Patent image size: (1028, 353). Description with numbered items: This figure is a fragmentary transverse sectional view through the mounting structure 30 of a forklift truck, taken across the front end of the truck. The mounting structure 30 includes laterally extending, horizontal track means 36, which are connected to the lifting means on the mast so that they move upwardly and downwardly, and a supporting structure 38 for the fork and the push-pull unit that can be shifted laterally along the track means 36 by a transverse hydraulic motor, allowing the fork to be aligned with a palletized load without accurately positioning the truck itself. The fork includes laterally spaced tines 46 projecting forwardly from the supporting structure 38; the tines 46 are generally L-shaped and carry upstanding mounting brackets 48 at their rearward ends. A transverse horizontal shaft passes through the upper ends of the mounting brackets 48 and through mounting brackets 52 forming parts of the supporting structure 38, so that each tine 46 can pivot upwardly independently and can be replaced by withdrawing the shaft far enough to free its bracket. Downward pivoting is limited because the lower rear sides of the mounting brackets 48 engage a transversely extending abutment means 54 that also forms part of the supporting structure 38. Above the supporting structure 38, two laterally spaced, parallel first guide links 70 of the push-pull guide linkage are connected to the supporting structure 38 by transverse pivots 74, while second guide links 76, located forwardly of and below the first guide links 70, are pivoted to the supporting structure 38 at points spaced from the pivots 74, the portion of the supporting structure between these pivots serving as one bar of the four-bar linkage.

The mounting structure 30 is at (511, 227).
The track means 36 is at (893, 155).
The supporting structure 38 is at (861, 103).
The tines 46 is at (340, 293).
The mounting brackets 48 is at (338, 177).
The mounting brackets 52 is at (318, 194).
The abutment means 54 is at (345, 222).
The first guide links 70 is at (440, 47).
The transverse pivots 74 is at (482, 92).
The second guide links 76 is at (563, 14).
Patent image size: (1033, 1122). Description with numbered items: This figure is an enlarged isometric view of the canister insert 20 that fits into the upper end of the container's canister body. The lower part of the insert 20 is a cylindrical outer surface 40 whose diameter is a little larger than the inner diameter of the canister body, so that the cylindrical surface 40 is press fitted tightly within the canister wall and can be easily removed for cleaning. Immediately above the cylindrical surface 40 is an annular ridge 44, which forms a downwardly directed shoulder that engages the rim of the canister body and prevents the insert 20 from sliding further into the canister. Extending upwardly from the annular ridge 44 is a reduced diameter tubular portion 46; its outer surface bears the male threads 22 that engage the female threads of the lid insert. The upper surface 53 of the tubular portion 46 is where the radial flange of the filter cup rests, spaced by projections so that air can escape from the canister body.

### [WHAT IS NEEDED]
Count the lines in the records above that contain the string "press", treating uppercase and lowercase as different. Give only the number.

### [RESPONSE FOR THIS EXERCISE]
1